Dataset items
****

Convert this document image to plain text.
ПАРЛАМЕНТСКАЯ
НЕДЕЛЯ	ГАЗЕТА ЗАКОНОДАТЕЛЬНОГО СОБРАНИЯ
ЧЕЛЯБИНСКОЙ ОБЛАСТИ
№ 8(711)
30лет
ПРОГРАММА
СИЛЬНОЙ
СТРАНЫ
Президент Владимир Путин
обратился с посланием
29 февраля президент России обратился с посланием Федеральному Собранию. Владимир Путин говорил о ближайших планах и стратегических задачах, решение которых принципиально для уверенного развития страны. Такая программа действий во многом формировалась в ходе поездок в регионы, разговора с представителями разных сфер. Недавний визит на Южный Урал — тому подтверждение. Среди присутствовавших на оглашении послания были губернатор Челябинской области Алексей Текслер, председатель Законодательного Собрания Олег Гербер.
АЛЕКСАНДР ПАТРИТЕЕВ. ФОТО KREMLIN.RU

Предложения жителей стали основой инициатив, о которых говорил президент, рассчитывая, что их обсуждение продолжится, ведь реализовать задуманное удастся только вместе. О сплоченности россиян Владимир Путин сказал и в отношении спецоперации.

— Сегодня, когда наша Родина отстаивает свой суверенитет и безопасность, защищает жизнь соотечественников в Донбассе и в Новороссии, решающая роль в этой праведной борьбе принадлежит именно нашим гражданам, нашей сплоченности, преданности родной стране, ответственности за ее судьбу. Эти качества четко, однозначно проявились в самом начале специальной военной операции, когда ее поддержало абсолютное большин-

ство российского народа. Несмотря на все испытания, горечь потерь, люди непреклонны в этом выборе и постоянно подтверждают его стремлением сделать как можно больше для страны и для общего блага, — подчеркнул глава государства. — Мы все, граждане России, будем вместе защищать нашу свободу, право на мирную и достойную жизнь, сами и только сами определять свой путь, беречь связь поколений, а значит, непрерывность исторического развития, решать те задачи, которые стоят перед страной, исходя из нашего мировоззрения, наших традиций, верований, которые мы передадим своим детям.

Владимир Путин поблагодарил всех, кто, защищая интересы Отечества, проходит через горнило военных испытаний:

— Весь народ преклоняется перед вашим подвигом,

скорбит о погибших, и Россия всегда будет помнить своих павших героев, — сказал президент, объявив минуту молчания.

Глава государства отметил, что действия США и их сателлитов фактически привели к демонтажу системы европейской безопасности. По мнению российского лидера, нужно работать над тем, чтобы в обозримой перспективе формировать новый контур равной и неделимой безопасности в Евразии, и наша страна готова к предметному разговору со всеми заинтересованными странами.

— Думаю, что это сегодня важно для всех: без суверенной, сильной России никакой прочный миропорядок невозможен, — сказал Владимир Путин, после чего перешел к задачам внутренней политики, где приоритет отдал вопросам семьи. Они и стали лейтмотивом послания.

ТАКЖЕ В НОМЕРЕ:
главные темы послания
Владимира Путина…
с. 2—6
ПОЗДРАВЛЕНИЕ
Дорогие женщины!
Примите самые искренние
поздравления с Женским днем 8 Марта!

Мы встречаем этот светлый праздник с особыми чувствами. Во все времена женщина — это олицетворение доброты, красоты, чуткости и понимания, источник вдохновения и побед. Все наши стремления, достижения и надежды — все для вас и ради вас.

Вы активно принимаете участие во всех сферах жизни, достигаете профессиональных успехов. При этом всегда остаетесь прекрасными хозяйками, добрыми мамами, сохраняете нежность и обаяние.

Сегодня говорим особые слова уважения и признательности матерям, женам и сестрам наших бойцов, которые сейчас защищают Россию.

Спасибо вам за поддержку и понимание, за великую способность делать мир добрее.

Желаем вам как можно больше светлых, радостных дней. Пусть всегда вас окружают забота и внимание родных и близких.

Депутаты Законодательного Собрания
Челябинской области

****

- _WRITTEN REQUEST_
Look through the lines above and collect those with the word "всегда".

- _WRITTEN ANSWER_
скорбит о погибших, и Россия всегда будет помнить своих павших героев, — сказал президент, объявив минуту молчания.
Вы активно принимаете участие во всех сферах жизни, достигаете профессиональных успехов. При этом всегда остаетесь прекрасными хозяйками, добрыми мамами, сохраняете нежность и обаяние.
Желаем вам как можно больше светлых, радостных дней. Пусть всегда вас окружают забота и внимание родных и близких.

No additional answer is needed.